Dataset excerpts:
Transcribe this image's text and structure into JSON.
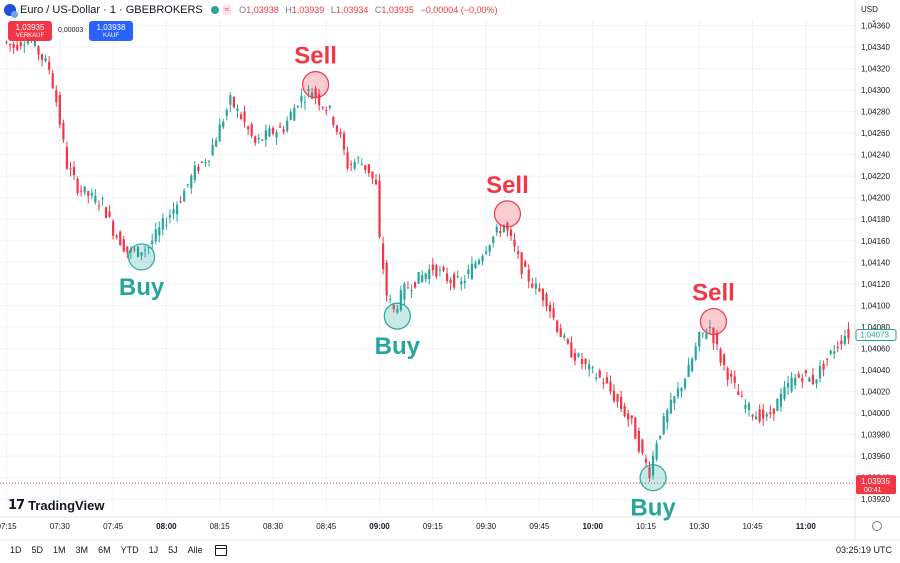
{
  "header": {
    "symbol_title": "Euro / US-Dollar · 1 · GBEBROKERS",
    "status_badge": "≈",
    "ohlc": [
      {
        "key": "O",
        "value": "1,03938"
      },
      {
        "key": "H",
        "value": "1,03939"
      },
      {
        "key": "L",
        "value": "1,03934"
      },
      {
        "key": "C",
        "value": "1,03935"
      },
      {
        "key": "",
        "value": "−0,00004 (−0,00%)"
      }
    ],
    "sell_price": "1,03935",
    "sell_label": "VERKAUF",
    "buy_price": "1,03938",
    "buy_label": "KAUF",
    "spread": "0,00003",
    "currency": "USD",
    "colors": {
      "sell": "#f23645",
      "buy": "#2962ff"
    }
  },
  "branding": {
    "logo_mark": "17",
    "logo_text": "TradingView"
  },
  "toolbar": {
    "ranges": [
      "1D",
      "5D",
      "1M",
      "3M",
      "6M",
      "YTD",
      "1J",
      "5J",
      "Alle"
    ],
    "clock": "03:25:19 UTC"
  },
  "chart_data": {
    "type": "candlestick",
    "title": "",
    "colors": {
      "up": "#26a69a",
      "down": "#f23645",
      "grid": "#f0f3fa",
      "last_price_line": "#f23645"
    },
    "ylim": [
      1.0391,
      1.04365
    ],
    "y_ticks": [
      "1,04360",
      "1,04340",
      "1,04320",
      "1,04300",
      "1,04280",
      "1,04260",
      "1,04240",
      "1,04220",
      "1,04200",
      "1,04180",
      "1,04160",
      "1,04140",
      "1,04120",
      "1,04100",
      "1,04080",
      "1,04060",
      "1,04040",
      "1,04020",
      "1,04000",
      "1,03980",
      "1,03960",
      "1,03940",
      "1,03920"
    ],
    "x_ticks": [
      {
        "label": "07:15",
        "bold": false
      },
      {
        "label": "07:30",
        "bold": false
      },
      {
        "label": "07:45",
        "bold": false
      },
      {
        "label": "08:00",
        "bold": true
      },
      {
        "label": "08:15",
        "bold": false
      },
      {
        "label": "08:30",
        "bold": false
      },
      {
        "label": "08:45",
        "bold": false
      },
      {
        "label": "09:00",
        "bold": true
      },
      {
        "label": "09:15",
        "bold": false
      },
      {
        "label": "09:30",
        "bold": false
      },
      {
        "label": "09:45",
        "bold": false
      },
      {
        "label": "10:00",
        "bold": true
      },
      {
        "label": "10:15",
        "bold": false
      },
      {
        "label": "10:30",
        "bold": false
      },
      {
        "label": "10:45",
        "bold": false
      },
      {
        "label": "11:00",
        "bold": true
      }
    ],
    "time_start": "07:15",
    "time_end": "11:12",
    "price_path": [
      [
        "07:15",
        1.04345
      ],
      [
        "07:18",
        1.0434
      ],
      [
        "07:22",
        1.0435
      ],
      [
        "07:25",
        1.04335
      ],
      [
        "07:28",
        1.0432
      ],
      [
        "07:30",
        1.0429
      ],
      [
        "07:33",
        1.0423
      ],
      [
        "07:36",
        1.0421
      ],
      [
        "07:40",
        1.042
      ],
      [
        "07:43",
        1.04195
      ],
      [
        "07:46",
        1.0417
      ],
      [
        "07:50",
        1.0415
      ],
      [
        "07:53",
        1.0415
      ],
      [
        "07:56",
        1.04155
      ],
      [
        "07:58",
        1.04165
      ],
      [
        "08:01",
        1.0418
      ],
      [
        "08:05",
        1.042
      ],
      [
        "08:09",
        1.04225
      ],
      [
        "08:13",
        1.0424
      ],
      [
        "08:16",
        1.04265
      ],
      [
        "08:19",
        1.0429
      ],
      [
        "08:22",
        1.04275
      ],
      [
        "08:26",
        1.0425
      ],
      [
        "08:30",
        1.0426
      ],
      [
        "08:34",
        1.04265
      ],
      [
        "08:38",
        1.0429
      ],
      [
        "08:42",
        1.043
      ],
      [
        "08:44",
        1.0429
      ],
      [
        "08:47",
        1.0428
      ],
      [
        "08:50",
        1.04255
      ],
      [
        "08:52",
        1.0423
      ],
      [
        "08:55",
        1.04235
      ],
      [
        "08:58",
        1.04225
      ],
      [
        "09:00",
        1.0421
      ],
      [
        "09:01",
        1.0416
      ],
      [
        "09:03",
        1.0411
      ],
      [
        "09:05",
        1.04095
      ],
      [
        "09:08",
        1.04115
      ],
      [
        "09:12",
        1.04125
      ],
      [
        "09:16",
        1.04135
      ],
      [
        "09:20",
        1.04125
      ],
      [
        "09:24",
        1.0412
      ],
      [
        "09:28",
        1.0414
      ],
      [
        "09:32",
        1.0416
      ],
      [
        "09:36",
        1.04175
      ],
      [
        "09:38",
        1.0416
      ],
      [
        "09:41",
        1.04135
      ],
      [
        "09:44",
        1.0412
      ],
      [
        "09:48",
        1.04105
      ],
      [
        "09:51",
        1.0408
      ],
      [
        "09:54",
        1.0406
      ],
      [
        "09:57",
        1.0405
      ],
      [
        "10:00",
        1.0404
      ],
      [
        "10:04",
        1.0403
      ],
      [
        "10:08",
        1.0401
      ],
      [
        "10:12",
        1.0399
      ],
      [
        "10:15",
        1.0396
      ],
      [
        "10:17",
        1.03945
      ],
      [
        "10:19",
        1.03975
      ],
      [
        "10:22",
        1.04
      ],
      [
        "10:25",
        1.0402
      ],
      [
        "10:28",
        1.0404
      ],
      [
        "10:31",
        1.0407
      ],
      [
        "10:34",
        1.0408
      ],
      [
        "10:37",
        1.0405
      ],
      [
        "10:40",
        1.0403
      ],
      [
        "10:43",
        1.0401
      ],
      [
        "10:46",
        1.04
      ],
      [
        "10:50",
        1.03995
      ],
      [
        "10:53",
        1.0401
      ],
      [
        "10:57",
        1.0403
      ],
      [
        "11:00",
        1.04035
      ],
      [
        "11:03",
        1.0403
      ],
      [
        "11:06",
        1.04045
      ],
      [
        "11:09",
        1.0406
      ],
      [
        "11:12",
        1.04073
      ]
    ],
    "last_price": {
      "value": 1.04073,
      "label": "1,04073"
    },
    "current_bid": {
      "value": 1.03935,
      "label": "1,03935",
      "countdown": "00:41"
    },
    "annotations": [
      {
        "text": "Buy",
        "time": "07:53",
        "price": 1.04145,
        "color": "#26a69a",
        "text_pos": "below"
      },
      {
        "text": "Sell",
        "time": "08:42",
        "price": 1.04305,
        "color": "#f23645",
        "text_pos": "above"
      },
      {
        "text": "Buy",
        "time": "09:05",
        "price": 1.0409,
        "color": "#26a69a",
        "text_pos": "below"
      },
      {
        "text": "Sell",
        "time": "09:36",
        "price": 1.04185,
        "color": "#f23645",
        "text_pos": "above"
      },
      {
        "text": "Buy",
        "time": "10:17",
        "price": 1.0394,
        "color": "#26a69a",
        "text_pos": "below"
      },
      {
        "text": "Sell",
        "time": "10:34",
        "price": 1.04085,
        "color": "#f23645",
        "text_pos": "above"
      }
    ]
  }
}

To do: Look through the entries and work out how many lines have the word "value" in them; reply with that number only.

Solution to this task: 7